(TASK INSTRUCTIONS): Copy the records below exactly as they are written.

○ ○ ○

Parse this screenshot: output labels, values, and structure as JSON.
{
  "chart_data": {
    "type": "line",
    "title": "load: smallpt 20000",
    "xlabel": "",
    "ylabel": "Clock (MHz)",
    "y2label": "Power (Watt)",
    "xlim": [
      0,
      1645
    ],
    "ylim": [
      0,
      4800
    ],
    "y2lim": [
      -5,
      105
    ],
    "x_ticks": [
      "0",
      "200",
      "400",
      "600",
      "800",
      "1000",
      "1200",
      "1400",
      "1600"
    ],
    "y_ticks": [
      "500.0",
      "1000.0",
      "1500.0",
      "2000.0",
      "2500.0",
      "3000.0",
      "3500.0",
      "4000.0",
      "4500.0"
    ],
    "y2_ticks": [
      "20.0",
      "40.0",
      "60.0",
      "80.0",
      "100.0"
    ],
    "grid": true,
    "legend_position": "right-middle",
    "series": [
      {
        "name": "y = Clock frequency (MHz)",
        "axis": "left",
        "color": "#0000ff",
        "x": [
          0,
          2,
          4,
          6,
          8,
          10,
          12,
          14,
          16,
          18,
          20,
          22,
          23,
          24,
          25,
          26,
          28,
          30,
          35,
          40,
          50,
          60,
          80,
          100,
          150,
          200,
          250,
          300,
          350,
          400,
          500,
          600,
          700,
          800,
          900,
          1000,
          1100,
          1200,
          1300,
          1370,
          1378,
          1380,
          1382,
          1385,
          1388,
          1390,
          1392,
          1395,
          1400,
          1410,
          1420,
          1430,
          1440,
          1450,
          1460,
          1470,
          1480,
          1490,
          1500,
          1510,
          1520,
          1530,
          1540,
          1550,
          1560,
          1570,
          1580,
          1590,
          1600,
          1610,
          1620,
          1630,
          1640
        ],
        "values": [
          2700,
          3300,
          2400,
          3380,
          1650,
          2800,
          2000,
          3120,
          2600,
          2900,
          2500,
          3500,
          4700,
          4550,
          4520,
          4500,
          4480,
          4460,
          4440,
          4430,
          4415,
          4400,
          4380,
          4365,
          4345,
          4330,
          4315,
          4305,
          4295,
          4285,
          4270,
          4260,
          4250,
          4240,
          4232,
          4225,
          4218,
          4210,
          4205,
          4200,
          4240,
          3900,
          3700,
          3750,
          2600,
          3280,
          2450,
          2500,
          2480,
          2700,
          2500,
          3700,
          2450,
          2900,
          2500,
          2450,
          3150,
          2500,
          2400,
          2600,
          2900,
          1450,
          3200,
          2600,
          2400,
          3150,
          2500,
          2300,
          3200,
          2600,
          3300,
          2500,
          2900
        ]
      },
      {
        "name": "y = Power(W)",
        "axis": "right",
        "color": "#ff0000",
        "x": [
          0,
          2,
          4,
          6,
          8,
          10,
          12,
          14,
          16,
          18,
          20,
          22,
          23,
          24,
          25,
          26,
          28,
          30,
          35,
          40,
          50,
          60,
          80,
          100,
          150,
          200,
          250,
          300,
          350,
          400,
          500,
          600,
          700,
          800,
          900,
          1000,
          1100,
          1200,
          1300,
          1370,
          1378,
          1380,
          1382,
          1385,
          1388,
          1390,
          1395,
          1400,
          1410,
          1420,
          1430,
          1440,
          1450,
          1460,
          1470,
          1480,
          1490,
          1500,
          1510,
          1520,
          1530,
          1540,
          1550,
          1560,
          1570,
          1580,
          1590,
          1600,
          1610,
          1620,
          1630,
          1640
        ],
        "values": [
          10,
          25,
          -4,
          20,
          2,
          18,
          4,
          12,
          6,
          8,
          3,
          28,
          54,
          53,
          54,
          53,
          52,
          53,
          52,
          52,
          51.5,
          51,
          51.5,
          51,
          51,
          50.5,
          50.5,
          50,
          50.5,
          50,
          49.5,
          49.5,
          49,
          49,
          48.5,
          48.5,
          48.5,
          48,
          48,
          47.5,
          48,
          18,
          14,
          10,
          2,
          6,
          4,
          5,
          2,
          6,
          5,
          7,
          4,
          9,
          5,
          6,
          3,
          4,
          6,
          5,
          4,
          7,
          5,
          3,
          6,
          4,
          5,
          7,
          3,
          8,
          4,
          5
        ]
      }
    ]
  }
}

○ ○ ○

(EXERCISE ANSWER):
Parse this screenshot: output labels, values, and structure as JSON.
{
  "chart_data": {
    "type": "line",
    "title": "load: smallpt 20000",
    "xlabel": "",
    "ylabel": "Clock (MHz)",
    "y2label": "Power (Watt)",
    "xlim": [
      0,
      1645
    ],
    "ylim": [
      0,
      4800
    ],
    "y2lim": [
      -5,
      105
    ],
    "x_ticks": [
      "0",
      "200",
      "400",
      "600",
      "800",
      "1000",
      "1200",
      "1400",
      "1600"
    ],
    "y_ticks": [
      "500.0",
      "1000.0",
      "1500.0",
      "2000.0",
      "2500.0",
      "3000.0",
      "3500.0",
      "4000.0",
      "4500.0"
    ],
    "y2_ticks": [
      "20.0",
      "40.0",
      "60.0",
      "80.0",
      "100.0"
    ],
    "grid": true,
    "legend_position": "right-middle",
    "series": [
      {
        "name": "y = Clock frequency (MHz)",
        "axis": "left",
        "color": "#0000ff",
        "x": [
          0,
          2,
          4,
          6,
          8,
          10,
          12,
          14,
          16,
          18,
          20,
          22,
          23,
          24,
          25,
          26,
          28,
          30,
          35,
          40,
          50,
          60,
          80,
          100,
          150,
          200,
          250,
          300,
          350,
          400,
          500,
          600,
          700,
          800,
          900,
          1000,
          1100,
          1200,
          1300,
          1370,
          1378,
          1380,
          1382,
          1385,
          1388,
          1390,
          1392,
          1395,
          1400,
          1410,
          1420,
          1430,
          1440,
          1450,
          1460,
          1470,
          1480,
          1490,
          1500,
          1510,
          1520,
          1530,
          1540,
          1550,
          1560,
          1570,
          1580,
          1590,
          1600,
          1610,
          1620,
          1630,
          1640
        ],
        "values": [
          2700,
          3300,
          2400,
          3380,
          1650,
          2800,
          2000,
          3120,
          2600,
          2900,
          2500,
          3500,
          4700,
          4550,
          4520,
          4500,
          4480,
          4460,
          4440,
          4430,
          4415,
          4400,
          4380,
          4365,
          4345,
          4330,
          4315,
          4305,
          4295,
          4285,
          4270,
          4260,
          4250,
          4240,
          4232,
          4225,
          4218,
          4210,
          4205,
          4200,
          4240,
          3900,
          3700,
          3750,
          2600,
          3280,
          2450,
          2500,
          2480,
          2700,
          2500,
          3700,
          2450,
          2900,
          2500,
          2450,
          3150,
          2500,
          2400,
          2600,
          2900,
          1450,
          3200,
          2600,
          2400,
          3150,
          2500,
          2300,
          3200,
          2600,
          3300,
          2500,
          2900
        ]
      },
      {
        "name": "y = Power(W)",
        "axis": "right",
        "color": "#ff0000",
        "x": [
          0,
          2,
          4,
          6,
          8,
          10,
          12,
          14,
          16,
          18,
          20,
          22,
          23,
          24,
          25,
          26,
          28,
          30,
          35,
          40,
          50,
          60,
          80,
          100,
          150,
          200,
          250,
          300,
          350,
          400,
          500,
          600,
          700,
          800,
          900,
          1000,
          1100,
          1200,
          1300,
          1370,
          1378,
          1380,
          1382,
          1385,
          1388,
          1390,
          1395,
          1400,
          1410,
          1420,
          1430,
          1440,
          1450,
          1460,
          1470,
          1480,
          1490,
          1500,
          1510,
          1520,
          1530,
          1540,
          1550,
          1560,
          1570,
          1580,
          1590,
          1600,
          1610,
          1620,
          1630,
          1640
        ],
        "values": [
          10,
          25,
          -4,
          20,
          2,
          18,
          4,
          12,
          6,
          8,
          3,
          28,
          54,
          53,
          54,
          53,
          52,
          53,
          52,
          52,
          51.5,
          51,
          51.5,
          51,
          51,
          50.5,
          50.5,
          50,
          50.5,
          50,
          49.5,
          49.5,
          49,
          49,
          48.5,
          48.5,
          48.5,
          48,
          48,
          47.5,
          48,
          18,
          14,
          10,
          2,
          6,
          4,
          5,
          2,
          6,
          5,
          7,
          4,
          9,
          5,
          6,
          3,
          4,
          6,
          5,
          4,
          7,
          5,
          3,
          6,
          4,
          5,
          7,
          3,
          8,
          4,
          5
        ]
      }
    ]
  }
}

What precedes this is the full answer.